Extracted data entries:

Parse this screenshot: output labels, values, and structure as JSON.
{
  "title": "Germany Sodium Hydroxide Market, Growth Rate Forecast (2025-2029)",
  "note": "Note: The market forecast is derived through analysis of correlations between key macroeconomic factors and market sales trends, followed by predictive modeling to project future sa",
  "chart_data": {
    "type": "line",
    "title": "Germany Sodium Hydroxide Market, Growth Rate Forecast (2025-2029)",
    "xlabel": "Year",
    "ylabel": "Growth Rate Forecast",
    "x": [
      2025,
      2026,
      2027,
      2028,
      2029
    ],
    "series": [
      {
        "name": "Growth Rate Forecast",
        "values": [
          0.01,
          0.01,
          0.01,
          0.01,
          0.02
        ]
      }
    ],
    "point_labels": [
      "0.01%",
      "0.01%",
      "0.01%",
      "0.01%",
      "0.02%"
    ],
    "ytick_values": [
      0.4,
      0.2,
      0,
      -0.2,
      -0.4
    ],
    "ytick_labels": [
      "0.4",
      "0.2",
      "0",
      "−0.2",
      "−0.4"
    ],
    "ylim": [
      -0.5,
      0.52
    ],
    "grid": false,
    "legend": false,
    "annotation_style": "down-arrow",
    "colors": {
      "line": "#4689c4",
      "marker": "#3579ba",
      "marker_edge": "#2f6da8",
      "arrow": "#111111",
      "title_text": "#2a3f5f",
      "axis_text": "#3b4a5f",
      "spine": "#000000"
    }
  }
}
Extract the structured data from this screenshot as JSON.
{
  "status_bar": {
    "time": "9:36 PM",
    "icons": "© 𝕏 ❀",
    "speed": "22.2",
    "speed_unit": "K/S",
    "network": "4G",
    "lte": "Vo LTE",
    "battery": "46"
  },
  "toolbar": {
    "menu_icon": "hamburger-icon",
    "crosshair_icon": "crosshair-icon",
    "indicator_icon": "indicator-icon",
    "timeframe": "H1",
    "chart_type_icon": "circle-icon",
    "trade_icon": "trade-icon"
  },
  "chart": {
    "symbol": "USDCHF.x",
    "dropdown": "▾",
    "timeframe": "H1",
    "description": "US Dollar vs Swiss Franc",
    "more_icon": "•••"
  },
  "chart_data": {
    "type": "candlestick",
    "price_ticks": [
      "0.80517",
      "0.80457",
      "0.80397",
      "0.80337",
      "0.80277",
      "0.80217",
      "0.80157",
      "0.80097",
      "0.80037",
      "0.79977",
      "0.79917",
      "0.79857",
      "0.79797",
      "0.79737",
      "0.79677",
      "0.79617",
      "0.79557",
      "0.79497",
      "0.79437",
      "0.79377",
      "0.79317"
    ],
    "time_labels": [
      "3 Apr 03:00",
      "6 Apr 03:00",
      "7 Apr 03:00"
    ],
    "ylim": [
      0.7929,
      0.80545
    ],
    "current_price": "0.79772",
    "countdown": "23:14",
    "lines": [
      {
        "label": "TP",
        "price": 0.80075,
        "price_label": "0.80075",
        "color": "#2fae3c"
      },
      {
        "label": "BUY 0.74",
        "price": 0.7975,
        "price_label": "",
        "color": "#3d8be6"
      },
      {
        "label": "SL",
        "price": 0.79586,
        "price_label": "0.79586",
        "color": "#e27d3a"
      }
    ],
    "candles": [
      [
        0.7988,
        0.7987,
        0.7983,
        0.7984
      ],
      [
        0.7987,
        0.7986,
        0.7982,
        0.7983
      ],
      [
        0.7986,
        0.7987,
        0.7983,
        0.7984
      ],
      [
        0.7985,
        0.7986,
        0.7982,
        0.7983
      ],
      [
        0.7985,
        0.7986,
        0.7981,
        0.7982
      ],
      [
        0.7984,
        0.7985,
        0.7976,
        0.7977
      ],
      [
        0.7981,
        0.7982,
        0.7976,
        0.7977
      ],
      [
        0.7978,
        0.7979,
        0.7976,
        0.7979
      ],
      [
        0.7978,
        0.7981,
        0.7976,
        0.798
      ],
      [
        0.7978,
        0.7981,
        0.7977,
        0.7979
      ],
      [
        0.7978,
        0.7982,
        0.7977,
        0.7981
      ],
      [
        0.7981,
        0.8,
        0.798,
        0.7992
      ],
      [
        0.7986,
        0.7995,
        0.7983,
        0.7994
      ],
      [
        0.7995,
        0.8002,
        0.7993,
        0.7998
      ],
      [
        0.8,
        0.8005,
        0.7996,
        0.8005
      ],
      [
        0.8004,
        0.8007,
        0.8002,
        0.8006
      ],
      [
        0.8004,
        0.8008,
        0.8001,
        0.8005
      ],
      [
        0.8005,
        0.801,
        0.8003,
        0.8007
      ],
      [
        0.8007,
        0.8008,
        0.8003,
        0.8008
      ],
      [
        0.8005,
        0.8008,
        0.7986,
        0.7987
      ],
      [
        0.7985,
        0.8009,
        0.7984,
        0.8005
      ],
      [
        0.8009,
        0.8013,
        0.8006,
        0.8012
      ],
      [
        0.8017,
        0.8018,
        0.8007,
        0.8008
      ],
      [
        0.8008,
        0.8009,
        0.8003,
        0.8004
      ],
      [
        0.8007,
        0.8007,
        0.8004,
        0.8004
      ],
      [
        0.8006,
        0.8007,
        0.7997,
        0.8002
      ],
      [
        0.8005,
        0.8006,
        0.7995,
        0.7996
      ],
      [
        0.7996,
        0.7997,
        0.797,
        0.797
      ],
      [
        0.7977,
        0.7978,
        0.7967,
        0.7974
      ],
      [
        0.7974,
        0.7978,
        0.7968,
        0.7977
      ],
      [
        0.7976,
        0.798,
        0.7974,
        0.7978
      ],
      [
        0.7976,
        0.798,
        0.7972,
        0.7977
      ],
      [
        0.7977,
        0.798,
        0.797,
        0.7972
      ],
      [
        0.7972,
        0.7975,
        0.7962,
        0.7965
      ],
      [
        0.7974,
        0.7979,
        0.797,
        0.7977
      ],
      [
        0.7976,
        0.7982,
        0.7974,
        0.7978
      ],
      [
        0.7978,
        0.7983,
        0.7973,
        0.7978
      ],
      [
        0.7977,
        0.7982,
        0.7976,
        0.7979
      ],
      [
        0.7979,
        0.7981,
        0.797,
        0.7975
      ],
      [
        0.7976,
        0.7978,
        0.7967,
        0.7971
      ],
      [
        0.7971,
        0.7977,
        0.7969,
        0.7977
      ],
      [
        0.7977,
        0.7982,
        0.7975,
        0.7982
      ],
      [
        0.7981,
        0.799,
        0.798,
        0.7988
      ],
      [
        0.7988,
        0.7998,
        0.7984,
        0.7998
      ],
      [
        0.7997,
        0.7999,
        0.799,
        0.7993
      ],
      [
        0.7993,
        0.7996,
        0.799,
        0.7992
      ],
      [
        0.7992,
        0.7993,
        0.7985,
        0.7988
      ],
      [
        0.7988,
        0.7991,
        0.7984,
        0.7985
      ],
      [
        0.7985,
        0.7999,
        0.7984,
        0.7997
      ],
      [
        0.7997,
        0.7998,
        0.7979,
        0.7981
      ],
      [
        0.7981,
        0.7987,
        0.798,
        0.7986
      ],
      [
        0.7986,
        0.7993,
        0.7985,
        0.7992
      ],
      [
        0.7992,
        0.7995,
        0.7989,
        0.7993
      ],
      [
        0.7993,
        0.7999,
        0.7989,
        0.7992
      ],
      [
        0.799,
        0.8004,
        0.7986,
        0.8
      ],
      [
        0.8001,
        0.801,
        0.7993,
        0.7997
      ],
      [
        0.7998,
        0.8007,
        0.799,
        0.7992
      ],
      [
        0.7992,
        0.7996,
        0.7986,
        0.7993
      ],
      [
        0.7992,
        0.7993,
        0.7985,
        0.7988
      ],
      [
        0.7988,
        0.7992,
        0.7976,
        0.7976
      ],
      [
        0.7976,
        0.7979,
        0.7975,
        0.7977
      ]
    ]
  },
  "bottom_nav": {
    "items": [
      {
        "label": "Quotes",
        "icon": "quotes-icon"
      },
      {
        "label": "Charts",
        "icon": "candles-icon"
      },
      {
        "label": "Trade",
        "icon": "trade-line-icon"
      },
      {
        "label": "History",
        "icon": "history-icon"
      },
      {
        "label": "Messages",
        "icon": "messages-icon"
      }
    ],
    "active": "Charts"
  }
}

Stated task:
All lines holding the word "Sodium" should be picked out and copied.

Full output:
  "title": "Germany Sodium Hydroxide Market, Growth Rate Forecast (2025-2029)",
    "title": "Germany Sodium Hydroxide Market, Growth Rate Forecast (2025-2029)",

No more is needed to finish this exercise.